==== TASK DATA
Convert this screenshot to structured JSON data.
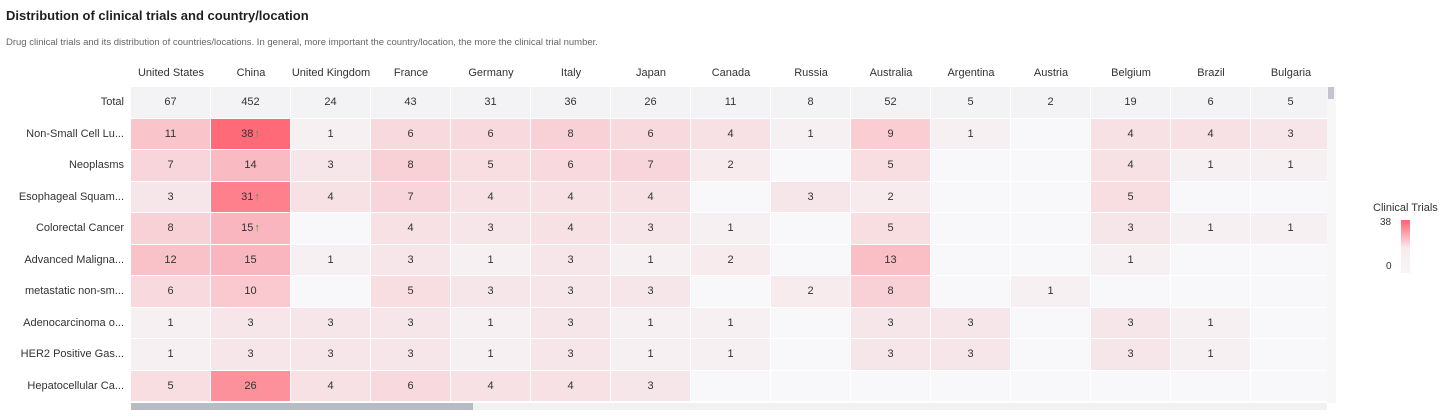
{
  "header": {
    "title": "Distribution of clinical trials and country/location",
    "subtitle": "Drug clinical trials and its distribution of countries/locations. In general, more important the country/location, the more the clinical trial number."
  },
  "colors": {
    "max": "#ff6a78",
    "min": "#f6f6f8",
    "arrow": "#3c9a2e",
    "total_row": "#f3f3f5"
  },
  "legend": {
    "title": "Clinical Trials",
    "max": "38",
    "min": "0"
  },
  "chart_data": {
    "type": "heatmap",
    "title": "Distribution of clinical trials and country/location",
    "columns": [
      "United States",
      "China",
      "United Kingdom",
      "France",
      "Germany",
      "Italy",
      "Japan",
      "Canada",
      "Russia",
      "Australia",
      "Argentina",
      "Austria",
      "Belgium",
      "Brazil",
      "Bulgaria"
    ],
    "total_label": "Total",
    "totals": [
      67,
      452,
      24,
      43,
      31,
      36,
      26,
      11,
      8,
      52,
      5,
      2,
      19,
      6,
      5
    ],
    "rows": [
      {
        "label": "Non-Small Cell Lu...",
        "values": [
          11,
          38,
          1,
          6,
          6,
          8,
          6,
          4,
          1,
          9,
          1,
          null,
          4,
          4,
          3
        ]
      },
      {
        "label": "Neoplasms",
        "values": [
          7,
          14,
          3,
          8,
          5,
          6,
          7,
          2,
          null,
          5,
          null,
          null,
          4,
          1,
          1
        ]
      },
      {
        "label": "Esophageal Squam...",
        "values": [
          3,
          31,
          4,
          7,
          4,
          4,
          4,
          null,
          3,
          2,
          null,
          null,
          5,
          null,
          null
        ]
      },
      {
        "label": "Colorectal Cancer",
        "values": [
          8,
          15,
          null,
          4,
          3,
          4,
          3,
          1,
          null,
          5,
          null,
          null,
          3,
          1,
          1
        ]
      },
      {
        "label": "Advanced Maligna...",
        "values": [
          12,
          15,
          1,
          3,
          1,
          3,
          1,
          2,
          null,
          13,
          null,
          null,
          1,
          null,
          null
        ]
      },
      {
        "label": "metastatic non-sm...",
        "values": [
          6,
          10,
          null,
          5,
          3,
          3,
          3,
          null,
          2,
          8,
          null,
          1,
          null,
          null,
          null
        ]
      },
      {
        "label": "Adenocarcinoma o...",
        "values": [
          1,
          3,
          3,
          3,
          1,
          3,
          1,
          1,
          null,
          3,
          3,
          null,
          3,
          1,
          null
        ]
      },
      {
        "label": "HER2 Positive Gas...",
        "values": [
          1,
          3,
          3,
          3,
          1,
          3,
          1,
          1,
          null,
          3,
          3,
          null,
          3,
          1,
          null
        ]
      },
      {
        "label": "Hepatocellular Ca...",
        "values": [
          5,
          26,
          4,
          6,
          4,
          4,
          3,
          null,
          null,
          null,
          null,
          null,
          null,
          null,
          null
        ]
      }
    ],
    "highlighted": [
      {
        "row": "Non-Small Cell Lu...",
        "column": "China"
      },
      {
        "row": "Esophageal Squam...",
        "column": "China"
      },
      {
        "row": "Colorectal Cancer",
        "column": "China"
      }
    ],
    "highlight_marker": "↑",
    "scale": {
      "min": 0,
      "max": 38
    }
  }
}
========
▸ EXERCISE DESCRIPTION: Scan the lines for the string "Colorectal". Pick out every line that has it.

▸ RESPONSE:
        "label": "Colorectal Cancer",
        "row": "Colorectal Cancer",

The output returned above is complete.